Task material >>
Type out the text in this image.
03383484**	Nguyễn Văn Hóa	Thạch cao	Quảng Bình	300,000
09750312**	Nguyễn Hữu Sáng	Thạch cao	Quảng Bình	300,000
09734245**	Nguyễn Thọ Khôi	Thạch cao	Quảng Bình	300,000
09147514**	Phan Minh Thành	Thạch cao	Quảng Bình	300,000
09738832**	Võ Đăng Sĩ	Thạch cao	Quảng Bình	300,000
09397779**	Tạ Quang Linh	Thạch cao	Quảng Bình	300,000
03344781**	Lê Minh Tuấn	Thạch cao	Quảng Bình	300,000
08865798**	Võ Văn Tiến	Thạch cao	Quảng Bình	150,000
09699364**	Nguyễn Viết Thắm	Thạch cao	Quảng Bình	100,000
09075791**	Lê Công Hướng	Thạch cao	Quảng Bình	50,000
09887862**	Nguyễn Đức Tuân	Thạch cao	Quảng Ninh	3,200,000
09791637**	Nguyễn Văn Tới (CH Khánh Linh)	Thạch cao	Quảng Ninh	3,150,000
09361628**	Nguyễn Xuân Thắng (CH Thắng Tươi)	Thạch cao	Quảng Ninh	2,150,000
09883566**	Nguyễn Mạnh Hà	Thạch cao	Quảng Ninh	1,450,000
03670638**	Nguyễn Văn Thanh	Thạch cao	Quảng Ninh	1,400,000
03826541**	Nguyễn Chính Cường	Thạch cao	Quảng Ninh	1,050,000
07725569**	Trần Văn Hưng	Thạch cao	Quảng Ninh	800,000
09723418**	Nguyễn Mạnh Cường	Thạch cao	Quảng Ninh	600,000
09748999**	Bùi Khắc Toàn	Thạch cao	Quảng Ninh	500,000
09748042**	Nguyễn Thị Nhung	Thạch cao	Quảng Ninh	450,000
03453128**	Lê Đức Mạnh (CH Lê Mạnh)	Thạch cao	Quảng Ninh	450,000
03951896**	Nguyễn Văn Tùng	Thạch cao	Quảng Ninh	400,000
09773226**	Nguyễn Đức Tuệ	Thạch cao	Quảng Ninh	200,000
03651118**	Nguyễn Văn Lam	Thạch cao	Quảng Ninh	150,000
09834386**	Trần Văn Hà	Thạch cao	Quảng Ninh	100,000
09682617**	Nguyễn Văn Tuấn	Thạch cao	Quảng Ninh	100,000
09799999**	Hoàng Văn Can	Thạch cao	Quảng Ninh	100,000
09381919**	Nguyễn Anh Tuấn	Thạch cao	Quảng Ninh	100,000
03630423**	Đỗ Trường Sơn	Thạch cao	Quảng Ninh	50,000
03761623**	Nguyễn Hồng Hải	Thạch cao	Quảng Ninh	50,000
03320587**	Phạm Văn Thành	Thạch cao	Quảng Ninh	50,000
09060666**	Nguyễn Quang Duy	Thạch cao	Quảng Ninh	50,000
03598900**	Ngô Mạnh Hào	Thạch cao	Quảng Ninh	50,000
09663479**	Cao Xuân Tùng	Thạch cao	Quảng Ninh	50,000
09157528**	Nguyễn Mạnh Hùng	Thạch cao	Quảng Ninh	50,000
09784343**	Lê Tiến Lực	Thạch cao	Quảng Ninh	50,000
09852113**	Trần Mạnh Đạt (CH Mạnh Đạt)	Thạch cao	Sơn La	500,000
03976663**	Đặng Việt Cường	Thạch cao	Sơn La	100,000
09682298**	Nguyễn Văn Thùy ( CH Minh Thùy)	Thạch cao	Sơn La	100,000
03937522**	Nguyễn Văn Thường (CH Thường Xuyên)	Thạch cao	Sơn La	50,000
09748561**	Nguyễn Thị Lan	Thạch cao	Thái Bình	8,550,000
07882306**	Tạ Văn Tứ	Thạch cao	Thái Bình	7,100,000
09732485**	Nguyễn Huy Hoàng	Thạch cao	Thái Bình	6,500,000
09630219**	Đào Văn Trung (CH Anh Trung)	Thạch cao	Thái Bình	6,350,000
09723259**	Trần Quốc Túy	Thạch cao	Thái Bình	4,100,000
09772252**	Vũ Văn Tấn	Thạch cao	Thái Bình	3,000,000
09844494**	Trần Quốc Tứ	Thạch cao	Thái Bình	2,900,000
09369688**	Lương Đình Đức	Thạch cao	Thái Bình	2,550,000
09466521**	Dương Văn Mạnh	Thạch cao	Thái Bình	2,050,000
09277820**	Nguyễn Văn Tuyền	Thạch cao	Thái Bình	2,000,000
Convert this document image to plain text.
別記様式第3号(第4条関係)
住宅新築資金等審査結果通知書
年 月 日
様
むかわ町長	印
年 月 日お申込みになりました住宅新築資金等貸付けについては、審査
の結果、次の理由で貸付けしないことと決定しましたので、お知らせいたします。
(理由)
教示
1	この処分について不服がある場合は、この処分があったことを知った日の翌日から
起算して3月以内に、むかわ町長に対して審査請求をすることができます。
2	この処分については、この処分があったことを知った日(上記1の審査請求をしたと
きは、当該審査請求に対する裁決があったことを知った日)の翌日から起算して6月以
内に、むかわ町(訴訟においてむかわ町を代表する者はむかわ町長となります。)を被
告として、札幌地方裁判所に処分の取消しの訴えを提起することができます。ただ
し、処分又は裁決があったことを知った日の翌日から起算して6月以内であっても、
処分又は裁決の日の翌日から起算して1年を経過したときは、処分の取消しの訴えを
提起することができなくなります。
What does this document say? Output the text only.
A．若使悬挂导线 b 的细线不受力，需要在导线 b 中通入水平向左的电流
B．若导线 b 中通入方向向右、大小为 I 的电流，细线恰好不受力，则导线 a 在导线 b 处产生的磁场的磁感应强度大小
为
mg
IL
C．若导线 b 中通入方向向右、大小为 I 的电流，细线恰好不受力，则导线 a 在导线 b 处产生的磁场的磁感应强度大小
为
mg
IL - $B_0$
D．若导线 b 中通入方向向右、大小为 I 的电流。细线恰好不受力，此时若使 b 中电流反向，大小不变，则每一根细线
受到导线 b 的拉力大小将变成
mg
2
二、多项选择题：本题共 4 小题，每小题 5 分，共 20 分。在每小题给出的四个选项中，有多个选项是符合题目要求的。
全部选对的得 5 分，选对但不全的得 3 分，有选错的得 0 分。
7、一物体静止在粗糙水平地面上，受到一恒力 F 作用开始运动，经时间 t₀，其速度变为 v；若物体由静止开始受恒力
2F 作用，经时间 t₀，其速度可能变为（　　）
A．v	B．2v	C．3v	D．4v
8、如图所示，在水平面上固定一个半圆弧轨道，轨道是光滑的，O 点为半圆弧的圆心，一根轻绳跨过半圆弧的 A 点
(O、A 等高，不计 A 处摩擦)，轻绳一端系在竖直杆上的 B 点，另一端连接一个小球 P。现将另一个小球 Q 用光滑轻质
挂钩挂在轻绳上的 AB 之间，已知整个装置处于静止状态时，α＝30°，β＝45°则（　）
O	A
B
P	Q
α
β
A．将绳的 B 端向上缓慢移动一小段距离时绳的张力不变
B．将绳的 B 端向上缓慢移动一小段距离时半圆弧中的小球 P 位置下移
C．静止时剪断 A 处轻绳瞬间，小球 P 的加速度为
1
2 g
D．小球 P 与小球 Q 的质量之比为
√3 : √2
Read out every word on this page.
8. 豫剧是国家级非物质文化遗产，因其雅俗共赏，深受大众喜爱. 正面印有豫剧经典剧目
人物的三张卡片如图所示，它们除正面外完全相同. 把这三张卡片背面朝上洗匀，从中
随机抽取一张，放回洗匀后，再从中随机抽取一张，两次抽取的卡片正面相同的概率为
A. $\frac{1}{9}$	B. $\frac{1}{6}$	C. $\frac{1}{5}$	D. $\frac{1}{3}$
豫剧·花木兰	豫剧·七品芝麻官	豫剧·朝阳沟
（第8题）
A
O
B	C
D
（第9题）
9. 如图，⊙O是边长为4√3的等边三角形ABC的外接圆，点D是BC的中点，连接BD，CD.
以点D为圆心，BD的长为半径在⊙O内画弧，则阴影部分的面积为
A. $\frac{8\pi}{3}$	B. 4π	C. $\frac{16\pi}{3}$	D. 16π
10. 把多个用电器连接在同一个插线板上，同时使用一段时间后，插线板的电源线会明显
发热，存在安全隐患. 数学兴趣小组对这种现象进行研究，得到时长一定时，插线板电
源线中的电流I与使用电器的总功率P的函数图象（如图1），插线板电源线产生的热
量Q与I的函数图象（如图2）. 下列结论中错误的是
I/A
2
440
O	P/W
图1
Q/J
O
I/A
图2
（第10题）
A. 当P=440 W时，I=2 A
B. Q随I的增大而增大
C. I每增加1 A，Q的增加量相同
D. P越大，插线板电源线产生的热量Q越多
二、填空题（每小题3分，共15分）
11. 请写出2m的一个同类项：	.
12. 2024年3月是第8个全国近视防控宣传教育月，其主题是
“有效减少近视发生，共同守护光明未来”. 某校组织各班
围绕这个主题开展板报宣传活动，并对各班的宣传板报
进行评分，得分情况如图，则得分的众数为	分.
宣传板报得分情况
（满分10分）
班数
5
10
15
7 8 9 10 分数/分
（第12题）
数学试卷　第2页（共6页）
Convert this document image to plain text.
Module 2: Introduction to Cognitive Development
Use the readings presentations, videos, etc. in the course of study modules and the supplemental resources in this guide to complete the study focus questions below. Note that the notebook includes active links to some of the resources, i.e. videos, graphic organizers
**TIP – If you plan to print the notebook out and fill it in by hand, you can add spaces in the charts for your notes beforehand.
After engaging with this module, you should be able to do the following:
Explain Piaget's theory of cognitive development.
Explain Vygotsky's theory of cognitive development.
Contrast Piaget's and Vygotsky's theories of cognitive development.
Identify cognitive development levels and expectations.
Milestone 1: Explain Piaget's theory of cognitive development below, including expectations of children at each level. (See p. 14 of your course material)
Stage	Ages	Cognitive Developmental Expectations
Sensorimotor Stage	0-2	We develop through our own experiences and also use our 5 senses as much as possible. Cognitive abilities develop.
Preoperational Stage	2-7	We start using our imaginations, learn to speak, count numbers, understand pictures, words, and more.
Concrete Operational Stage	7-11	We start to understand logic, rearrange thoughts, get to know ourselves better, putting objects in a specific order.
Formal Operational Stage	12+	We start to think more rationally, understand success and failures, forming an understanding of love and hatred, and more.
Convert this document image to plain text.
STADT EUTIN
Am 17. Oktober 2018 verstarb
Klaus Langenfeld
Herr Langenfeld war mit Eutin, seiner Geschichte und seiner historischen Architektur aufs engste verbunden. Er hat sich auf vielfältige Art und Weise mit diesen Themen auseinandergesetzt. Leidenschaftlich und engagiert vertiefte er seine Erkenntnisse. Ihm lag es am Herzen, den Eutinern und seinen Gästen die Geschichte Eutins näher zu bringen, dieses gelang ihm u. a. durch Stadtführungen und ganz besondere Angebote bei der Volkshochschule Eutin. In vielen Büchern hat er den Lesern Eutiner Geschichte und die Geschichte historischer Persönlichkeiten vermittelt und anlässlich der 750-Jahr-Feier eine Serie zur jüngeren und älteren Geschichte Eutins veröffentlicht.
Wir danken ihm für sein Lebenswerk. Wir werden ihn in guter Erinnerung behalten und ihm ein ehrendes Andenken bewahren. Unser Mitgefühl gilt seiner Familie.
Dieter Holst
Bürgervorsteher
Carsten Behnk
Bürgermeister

Brief >> Extract every line of the records above that contains the word "Xuân".

The solution >>
09361628**	Nguyễn Xuân Thắng (CH Thắng Tươi)	Thạch cao	Quảng Ninh	2,150,000
09663479**	Cao Xuân Tùng	Thạch cao	Quảng Ninh	50,000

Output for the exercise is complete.